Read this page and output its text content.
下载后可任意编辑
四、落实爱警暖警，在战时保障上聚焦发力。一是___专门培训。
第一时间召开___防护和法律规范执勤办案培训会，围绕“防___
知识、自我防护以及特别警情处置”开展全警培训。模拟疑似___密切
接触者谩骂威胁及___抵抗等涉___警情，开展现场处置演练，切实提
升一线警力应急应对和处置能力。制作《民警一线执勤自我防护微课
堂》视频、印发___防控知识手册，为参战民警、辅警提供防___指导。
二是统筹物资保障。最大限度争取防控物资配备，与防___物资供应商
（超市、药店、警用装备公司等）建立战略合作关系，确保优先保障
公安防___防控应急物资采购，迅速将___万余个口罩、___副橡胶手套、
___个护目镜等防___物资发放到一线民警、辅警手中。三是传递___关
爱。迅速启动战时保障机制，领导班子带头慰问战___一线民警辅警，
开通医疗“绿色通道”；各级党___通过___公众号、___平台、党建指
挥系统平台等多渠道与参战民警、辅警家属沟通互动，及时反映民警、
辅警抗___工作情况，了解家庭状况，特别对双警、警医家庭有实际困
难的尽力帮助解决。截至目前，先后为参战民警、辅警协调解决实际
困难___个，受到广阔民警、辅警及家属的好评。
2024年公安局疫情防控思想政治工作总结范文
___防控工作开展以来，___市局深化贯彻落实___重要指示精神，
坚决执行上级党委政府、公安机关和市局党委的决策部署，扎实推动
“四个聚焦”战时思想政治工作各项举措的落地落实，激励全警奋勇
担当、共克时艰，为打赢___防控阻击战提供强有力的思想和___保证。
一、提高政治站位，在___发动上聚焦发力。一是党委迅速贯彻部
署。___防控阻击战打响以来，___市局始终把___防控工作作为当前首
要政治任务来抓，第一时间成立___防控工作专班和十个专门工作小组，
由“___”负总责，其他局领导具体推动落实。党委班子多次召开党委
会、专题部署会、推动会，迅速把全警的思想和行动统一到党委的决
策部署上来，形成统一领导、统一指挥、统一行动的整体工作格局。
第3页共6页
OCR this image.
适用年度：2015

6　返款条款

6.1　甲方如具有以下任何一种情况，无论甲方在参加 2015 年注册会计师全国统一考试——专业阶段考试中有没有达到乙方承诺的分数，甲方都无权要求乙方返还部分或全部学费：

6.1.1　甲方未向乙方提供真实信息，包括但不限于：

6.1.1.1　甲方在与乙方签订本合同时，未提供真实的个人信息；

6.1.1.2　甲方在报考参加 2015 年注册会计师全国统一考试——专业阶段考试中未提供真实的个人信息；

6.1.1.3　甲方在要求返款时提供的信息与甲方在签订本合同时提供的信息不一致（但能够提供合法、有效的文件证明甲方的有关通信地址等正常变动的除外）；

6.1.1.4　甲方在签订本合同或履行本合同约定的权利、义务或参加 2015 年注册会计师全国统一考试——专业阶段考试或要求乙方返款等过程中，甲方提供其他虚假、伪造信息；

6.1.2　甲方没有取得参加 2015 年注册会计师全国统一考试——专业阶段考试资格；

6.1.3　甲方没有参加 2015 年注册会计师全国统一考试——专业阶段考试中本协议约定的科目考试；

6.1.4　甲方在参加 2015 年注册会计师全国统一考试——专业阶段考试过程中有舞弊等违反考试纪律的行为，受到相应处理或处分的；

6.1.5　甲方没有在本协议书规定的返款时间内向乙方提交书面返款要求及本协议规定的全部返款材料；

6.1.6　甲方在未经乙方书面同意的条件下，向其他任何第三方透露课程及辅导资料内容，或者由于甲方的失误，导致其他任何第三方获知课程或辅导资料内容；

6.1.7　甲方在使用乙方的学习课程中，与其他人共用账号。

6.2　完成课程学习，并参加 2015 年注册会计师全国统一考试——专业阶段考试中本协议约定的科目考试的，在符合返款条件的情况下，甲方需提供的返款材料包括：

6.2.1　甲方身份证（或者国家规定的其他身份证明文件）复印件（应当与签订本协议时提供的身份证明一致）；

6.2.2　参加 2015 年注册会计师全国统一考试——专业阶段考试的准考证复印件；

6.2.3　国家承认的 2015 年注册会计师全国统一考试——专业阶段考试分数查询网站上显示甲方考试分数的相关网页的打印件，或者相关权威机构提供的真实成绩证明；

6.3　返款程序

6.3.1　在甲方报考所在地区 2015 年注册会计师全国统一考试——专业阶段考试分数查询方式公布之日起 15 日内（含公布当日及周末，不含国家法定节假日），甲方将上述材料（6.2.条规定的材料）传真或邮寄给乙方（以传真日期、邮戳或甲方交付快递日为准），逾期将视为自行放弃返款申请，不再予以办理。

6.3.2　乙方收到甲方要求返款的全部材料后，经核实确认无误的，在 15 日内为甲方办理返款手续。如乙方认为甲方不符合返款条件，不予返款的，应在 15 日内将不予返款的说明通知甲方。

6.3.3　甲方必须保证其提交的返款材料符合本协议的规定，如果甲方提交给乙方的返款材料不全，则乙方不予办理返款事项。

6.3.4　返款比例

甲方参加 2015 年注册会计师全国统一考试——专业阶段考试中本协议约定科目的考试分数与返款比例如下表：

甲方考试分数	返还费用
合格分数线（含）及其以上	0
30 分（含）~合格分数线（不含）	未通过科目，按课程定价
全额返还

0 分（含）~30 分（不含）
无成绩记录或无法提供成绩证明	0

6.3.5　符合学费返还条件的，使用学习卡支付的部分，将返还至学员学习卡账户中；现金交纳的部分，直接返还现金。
____________
### [Exercise]
Go through the material above and count the lines that contain "合格分数线"; answer with the number alone.

### [Task response]
2